··· Exercise materials ···
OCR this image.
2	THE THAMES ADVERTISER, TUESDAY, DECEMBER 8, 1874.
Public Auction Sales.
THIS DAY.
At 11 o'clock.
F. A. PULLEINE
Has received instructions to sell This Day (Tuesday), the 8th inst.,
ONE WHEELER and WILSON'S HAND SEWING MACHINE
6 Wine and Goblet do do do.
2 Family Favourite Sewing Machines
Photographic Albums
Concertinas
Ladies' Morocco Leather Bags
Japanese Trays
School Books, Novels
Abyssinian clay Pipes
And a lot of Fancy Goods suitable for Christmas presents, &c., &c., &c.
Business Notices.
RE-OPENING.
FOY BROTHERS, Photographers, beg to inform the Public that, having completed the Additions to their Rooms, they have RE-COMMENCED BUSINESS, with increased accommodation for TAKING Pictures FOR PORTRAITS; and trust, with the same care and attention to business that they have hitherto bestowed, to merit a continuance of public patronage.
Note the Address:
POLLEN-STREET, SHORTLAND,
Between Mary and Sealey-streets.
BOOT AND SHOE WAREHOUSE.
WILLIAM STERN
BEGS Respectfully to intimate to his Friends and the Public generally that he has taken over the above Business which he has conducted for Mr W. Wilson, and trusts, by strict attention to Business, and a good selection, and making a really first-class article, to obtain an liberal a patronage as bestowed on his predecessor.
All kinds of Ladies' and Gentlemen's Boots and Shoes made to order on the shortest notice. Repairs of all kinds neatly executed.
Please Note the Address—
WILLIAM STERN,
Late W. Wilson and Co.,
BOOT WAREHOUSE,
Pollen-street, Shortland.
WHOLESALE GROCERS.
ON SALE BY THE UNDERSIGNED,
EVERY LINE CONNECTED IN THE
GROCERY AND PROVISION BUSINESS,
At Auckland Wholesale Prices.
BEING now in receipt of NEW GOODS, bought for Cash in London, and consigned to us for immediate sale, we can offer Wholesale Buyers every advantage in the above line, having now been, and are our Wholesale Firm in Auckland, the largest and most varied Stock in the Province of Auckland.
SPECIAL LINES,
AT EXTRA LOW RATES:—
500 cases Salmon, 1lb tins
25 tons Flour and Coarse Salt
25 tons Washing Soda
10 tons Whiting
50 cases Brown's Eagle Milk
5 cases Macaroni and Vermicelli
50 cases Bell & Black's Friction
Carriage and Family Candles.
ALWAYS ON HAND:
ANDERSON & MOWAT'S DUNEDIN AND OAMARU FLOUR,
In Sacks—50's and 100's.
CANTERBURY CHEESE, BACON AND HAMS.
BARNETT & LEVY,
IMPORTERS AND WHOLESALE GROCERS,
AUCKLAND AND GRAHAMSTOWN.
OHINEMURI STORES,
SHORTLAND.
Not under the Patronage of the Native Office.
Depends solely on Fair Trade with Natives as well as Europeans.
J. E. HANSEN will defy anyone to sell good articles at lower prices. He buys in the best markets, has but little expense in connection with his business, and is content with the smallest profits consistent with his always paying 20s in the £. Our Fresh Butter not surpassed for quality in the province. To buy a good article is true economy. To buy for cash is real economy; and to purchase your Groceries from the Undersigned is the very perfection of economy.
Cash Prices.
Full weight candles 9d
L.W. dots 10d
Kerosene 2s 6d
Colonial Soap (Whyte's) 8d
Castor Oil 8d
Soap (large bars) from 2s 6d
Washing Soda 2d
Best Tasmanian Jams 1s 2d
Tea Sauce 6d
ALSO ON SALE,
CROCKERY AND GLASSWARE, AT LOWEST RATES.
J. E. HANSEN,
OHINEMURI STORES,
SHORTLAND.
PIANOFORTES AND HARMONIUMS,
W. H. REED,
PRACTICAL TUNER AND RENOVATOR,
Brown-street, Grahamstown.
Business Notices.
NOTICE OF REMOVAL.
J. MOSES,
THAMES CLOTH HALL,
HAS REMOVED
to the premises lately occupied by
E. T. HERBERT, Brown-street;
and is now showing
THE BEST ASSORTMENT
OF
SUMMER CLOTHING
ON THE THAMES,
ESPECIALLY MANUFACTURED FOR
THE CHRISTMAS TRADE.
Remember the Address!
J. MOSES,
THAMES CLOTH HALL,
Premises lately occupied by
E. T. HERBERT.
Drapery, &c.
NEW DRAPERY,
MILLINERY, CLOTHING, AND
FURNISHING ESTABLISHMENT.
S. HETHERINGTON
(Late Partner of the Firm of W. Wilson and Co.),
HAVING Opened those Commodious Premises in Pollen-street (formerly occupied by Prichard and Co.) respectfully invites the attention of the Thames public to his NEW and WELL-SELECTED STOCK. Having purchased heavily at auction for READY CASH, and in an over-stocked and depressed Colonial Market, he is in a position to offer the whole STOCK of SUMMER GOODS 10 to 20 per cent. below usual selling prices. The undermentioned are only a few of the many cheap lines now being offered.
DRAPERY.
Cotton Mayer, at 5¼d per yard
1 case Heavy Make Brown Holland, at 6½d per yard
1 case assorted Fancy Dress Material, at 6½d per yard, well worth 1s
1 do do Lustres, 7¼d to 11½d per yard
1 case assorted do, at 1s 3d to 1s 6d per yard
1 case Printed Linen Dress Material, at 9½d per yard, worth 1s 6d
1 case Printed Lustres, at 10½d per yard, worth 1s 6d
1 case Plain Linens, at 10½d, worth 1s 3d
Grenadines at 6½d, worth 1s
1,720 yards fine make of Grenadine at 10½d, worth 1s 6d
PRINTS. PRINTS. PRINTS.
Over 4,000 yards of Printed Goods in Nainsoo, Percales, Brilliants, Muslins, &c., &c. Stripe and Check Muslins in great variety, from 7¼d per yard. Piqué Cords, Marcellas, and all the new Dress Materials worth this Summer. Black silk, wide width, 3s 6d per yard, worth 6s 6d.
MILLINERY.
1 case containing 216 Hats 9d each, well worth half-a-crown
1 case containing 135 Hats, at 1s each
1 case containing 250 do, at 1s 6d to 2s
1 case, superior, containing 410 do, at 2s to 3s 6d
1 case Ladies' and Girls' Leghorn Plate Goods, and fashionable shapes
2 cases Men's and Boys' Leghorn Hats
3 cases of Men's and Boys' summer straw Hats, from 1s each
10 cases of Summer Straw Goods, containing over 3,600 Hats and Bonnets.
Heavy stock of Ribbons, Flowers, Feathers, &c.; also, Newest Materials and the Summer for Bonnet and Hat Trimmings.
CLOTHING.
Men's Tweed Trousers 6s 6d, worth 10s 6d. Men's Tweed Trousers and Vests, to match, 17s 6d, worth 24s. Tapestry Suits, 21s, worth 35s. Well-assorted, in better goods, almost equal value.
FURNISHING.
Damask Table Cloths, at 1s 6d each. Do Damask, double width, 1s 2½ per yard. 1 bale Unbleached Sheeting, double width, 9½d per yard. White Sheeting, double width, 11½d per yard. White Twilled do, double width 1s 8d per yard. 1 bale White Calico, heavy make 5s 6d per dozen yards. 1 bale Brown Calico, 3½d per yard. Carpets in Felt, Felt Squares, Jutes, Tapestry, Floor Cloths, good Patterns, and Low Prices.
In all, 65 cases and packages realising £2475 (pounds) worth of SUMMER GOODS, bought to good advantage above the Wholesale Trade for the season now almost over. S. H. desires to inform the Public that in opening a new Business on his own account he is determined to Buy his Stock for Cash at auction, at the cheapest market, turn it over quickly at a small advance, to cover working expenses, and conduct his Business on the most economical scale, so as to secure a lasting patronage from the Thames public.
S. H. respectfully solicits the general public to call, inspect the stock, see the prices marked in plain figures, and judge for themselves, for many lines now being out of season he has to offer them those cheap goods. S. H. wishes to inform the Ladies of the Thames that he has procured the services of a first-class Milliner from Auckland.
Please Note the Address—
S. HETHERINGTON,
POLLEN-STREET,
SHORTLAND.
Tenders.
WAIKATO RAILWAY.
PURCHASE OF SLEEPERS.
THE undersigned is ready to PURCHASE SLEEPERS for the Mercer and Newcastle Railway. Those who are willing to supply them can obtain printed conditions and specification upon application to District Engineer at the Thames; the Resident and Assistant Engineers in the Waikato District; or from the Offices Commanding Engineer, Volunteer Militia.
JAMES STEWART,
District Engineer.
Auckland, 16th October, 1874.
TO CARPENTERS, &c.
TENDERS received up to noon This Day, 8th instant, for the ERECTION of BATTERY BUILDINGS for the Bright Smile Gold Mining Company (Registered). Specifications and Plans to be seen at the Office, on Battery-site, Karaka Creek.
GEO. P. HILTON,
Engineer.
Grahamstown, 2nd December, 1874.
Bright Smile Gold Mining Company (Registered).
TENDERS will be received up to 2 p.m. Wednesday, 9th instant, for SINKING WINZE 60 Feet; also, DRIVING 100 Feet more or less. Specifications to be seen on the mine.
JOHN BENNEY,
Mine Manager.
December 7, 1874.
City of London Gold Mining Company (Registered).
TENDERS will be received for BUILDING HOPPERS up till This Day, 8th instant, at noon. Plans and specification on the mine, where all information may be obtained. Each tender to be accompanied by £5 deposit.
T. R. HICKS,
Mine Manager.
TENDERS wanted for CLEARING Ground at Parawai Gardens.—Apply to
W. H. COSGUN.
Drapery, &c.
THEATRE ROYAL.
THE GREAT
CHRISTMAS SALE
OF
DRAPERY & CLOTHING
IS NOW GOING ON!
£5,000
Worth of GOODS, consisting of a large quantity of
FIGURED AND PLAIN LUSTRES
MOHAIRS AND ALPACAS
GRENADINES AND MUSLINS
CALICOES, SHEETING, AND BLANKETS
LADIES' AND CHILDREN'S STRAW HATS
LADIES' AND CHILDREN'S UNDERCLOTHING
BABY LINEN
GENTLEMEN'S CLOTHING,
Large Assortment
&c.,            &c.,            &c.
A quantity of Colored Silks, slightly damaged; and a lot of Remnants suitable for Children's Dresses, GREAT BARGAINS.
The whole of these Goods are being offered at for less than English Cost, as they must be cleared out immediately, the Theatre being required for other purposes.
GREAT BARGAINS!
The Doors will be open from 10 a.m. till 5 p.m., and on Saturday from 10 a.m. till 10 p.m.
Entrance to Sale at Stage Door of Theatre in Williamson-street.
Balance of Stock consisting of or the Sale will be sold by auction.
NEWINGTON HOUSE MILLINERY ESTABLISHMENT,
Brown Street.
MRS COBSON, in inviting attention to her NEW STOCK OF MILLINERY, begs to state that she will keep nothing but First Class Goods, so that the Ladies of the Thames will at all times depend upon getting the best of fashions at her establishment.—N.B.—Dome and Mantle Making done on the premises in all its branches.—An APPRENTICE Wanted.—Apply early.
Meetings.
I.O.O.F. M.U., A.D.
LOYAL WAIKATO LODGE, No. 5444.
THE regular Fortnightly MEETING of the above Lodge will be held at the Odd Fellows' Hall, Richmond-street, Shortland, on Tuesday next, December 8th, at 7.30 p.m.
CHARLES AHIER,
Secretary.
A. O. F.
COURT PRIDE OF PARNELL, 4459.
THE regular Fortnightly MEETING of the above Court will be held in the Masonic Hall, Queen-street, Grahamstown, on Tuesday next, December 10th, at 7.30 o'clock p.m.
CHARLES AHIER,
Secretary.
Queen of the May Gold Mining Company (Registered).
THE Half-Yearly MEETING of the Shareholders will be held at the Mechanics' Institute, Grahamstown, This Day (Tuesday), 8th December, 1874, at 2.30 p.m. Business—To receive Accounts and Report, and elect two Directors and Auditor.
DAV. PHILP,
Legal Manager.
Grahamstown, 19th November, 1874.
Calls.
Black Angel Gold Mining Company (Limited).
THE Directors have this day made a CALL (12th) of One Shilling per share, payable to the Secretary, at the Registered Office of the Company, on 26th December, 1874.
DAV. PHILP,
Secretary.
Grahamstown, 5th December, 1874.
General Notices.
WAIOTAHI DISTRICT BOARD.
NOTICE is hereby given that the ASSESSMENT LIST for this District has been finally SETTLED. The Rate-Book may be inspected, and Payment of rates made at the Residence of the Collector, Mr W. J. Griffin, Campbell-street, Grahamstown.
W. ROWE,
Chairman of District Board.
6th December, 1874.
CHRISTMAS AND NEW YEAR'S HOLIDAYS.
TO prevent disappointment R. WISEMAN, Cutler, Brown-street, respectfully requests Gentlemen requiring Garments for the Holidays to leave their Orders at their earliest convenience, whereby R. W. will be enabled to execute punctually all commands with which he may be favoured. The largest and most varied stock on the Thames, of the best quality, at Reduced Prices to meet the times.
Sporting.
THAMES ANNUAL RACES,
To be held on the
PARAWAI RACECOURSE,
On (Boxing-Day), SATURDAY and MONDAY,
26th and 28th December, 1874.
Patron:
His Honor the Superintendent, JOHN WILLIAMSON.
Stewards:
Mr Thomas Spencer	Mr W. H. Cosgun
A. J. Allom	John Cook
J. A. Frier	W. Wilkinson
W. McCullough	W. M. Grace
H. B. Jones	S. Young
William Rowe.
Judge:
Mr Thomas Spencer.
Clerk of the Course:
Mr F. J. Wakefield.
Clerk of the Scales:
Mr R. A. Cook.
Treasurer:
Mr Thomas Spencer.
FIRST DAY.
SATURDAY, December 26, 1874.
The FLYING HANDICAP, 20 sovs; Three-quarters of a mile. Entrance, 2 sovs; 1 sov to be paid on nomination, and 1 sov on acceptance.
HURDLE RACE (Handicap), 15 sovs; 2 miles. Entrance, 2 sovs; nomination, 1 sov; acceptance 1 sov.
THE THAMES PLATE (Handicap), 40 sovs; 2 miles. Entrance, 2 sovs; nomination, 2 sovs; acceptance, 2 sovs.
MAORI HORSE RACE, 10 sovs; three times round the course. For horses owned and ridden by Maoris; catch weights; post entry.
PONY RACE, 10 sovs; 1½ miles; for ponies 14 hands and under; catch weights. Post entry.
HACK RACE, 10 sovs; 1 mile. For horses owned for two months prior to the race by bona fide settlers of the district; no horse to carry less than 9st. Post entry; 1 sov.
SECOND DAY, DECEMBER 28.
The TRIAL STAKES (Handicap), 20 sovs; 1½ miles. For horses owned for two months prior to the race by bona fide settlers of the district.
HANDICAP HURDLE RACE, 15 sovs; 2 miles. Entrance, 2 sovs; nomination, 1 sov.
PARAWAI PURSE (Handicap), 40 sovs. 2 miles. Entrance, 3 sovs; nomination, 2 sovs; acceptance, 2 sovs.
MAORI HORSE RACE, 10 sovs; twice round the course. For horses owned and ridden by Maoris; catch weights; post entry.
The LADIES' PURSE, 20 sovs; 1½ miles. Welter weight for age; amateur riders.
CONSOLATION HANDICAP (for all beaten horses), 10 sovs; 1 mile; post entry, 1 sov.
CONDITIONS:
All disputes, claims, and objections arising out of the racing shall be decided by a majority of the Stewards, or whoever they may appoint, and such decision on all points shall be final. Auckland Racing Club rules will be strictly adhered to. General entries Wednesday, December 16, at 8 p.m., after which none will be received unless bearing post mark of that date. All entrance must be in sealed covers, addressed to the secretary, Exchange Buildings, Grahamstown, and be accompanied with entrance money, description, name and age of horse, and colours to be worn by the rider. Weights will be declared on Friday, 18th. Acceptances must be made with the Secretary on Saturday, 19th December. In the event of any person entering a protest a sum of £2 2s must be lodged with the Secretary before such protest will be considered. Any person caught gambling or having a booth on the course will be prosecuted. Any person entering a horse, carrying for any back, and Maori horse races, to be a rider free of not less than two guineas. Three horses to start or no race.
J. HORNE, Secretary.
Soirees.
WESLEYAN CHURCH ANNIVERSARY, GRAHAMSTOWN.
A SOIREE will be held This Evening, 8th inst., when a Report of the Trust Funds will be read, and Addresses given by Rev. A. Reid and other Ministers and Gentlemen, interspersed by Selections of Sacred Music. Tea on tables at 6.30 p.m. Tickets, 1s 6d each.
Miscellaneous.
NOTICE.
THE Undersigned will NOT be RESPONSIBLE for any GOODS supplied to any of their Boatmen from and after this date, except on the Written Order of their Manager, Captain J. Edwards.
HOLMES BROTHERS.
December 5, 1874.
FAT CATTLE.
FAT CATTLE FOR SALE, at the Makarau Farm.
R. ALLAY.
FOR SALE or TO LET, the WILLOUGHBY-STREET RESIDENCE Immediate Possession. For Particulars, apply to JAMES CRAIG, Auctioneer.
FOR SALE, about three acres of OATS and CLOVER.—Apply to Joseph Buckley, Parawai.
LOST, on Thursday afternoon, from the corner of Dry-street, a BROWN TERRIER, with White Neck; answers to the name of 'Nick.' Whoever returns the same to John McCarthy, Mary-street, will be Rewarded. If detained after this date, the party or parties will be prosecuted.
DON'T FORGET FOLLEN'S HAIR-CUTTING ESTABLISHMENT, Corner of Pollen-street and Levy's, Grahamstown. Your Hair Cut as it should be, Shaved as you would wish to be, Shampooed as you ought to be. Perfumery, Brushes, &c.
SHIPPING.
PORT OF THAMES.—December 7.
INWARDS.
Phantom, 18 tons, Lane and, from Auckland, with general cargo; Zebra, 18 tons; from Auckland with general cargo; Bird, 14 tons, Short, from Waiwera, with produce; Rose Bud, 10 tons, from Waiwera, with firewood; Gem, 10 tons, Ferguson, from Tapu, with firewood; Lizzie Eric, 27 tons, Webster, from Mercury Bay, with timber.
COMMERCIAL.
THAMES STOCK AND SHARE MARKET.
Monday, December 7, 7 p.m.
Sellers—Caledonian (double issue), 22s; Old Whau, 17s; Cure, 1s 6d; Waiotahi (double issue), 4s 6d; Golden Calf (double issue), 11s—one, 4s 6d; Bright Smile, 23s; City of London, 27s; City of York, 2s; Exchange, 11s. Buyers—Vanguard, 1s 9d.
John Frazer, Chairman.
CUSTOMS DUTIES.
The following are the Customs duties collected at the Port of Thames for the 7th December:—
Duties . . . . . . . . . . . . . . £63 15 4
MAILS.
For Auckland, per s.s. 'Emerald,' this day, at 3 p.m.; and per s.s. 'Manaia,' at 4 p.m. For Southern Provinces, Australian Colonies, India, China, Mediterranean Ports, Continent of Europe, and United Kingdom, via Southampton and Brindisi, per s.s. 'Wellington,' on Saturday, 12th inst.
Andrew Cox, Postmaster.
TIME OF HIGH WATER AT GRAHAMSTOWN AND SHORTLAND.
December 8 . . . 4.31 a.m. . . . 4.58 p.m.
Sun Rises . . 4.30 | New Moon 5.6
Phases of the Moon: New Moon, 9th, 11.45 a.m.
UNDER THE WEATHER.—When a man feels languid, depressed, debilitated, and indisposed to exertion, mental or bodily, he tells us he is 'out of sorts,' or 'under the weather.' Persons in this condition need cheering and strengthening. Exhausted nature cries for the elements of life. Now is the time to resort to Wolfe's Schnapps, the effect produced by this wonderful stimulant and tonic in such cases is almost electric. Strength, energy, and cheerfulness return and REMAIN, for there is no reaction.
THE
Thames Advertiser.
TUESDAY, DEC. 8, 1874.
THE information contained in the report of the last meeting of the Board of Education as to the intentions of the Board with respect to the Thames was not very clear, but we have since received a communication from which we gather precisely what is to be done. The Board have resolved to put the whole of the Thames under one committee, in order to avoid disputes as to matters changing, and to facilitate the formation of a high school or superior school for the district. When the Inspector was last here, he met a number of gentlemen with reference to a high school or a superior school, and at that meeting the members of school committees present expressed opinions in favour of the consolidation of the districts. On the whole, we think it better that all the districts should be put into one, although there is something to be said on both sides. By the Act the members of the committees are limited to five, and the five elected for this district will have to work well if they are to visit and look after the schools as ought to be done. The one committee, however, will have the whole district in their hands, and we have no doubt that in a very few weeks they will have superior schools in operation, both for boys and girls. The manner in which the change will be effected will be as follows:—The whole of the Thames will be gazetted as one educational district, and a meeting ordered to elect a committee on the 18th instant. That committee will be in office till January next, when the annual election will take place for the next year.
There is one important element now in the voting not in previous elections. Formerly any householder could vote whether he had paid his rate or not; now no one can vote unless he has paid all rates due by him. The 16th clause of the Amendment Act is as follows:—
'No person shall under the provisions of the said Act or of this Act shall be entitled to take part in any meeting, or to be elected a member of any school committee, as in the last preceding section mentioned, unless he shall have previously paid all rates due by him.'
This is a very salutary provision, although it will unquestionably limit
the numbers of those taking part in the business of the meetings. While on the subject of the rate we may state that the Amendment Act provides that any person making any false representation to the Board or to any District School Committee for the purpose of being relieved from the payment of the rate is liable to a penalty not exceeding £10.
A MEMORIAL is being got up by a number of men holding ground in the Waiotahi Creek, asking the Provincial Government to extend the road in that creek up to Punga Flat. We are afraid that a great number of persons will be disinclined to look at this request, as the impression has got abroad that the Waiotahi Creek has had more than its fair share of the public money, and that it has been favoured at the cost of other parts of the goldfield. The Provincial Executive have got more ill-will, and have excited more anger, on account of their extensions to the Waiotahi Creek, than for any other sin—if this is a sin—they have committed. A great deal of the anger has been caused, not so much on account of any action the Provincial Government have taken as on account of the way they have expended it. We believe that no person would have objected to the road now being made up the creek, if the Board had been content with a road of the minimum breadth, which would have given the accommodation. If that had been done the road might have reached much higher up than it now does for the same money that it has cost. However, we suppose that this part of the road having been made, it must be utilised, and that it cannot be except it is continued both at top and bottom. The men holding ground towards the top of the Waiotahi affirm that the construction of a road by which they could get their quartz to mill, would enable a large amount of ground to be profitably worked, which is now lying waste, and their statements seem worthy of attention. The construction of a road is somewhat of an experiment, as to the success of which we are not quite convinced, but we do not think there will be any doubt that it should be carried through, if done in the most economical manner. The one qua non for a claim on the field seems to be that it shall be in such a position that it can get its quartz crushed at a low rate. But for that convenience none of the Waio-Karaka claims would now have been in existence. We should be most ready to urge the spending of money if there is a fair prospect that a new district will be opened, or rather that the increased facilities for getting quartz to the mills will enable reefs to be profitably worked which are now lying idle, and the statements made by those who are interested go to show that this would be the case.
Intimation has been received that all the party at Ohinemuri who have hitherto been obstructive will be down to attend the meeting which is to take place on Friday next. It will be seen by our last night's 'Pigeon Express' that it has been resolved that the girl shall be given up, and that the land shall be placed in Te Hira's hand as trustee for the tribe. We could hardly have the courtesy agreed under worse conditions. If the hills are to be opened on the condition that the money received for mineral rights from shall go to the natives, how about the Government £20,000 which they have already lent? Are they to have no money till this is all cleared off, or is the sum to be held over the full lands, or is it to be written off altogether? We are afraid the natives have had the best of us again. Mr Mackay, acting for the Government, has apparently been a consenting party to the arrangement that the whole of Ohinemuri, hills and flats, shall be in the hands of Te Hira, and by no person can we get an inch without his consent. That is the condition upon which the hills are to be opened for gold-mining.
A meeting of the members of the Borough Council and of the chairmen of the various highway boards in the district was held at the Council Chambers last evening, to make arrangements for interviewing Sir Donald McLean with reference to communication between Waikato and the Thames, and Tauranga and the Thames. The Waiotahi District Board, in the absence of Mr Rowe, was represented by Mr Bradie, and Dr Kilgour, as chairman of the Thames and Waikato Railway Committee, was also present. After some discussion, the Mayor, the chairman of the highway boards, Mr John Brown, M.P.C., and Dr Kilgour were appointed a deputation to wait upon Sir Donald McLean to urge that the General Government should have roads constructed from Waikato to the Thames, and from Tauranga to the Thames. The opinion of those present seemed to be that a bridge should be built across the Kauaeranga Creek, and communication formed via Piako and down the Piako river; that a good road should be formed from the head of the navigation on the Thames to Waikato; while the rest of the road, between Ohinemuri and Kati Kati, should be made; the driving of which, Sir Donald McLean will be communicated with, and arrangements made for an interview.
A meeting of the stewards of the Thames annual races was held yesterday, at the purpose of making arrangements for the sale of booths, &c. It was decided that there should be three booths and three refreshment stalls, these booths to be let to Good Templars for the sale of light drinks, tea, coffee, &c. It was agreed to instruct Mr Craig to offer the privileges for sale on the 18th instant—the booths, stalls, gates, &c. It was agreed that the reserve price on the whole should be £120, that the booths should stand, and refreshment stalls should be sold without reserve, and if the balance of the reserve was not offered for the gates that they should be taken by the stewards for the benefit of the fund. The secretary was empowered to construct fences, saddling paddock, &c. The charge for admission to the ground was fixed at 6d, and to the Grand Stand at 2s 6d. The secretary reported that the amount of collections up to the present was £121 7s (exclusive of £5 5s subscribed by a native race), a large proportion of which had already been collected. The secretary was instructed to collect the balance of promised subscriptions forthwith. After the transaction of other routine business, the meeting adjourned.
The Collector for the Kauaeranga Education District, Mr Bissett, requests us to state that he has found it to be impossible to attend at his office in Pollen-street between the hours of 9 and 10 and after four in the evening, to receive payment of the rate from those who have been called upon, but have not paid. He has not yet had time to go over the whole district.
···
- [Exercise instructions]
Identify and list each line with the word "City".

- [Expected answer]
City of London Gold Mining Company (Registered).
Sellers—Caledonian (double issue), 22s; Old Whau, 17s; Cure, 1s 6d; Waiotahi (double issue), 4s 6d; Golden Calf (double issue), 11s—one, 4s 6d; Bright Smile, 23s; City of London, 27s; City of York, 2s; Exchange, 11s. Buyers—Vanguard, 1s 9d.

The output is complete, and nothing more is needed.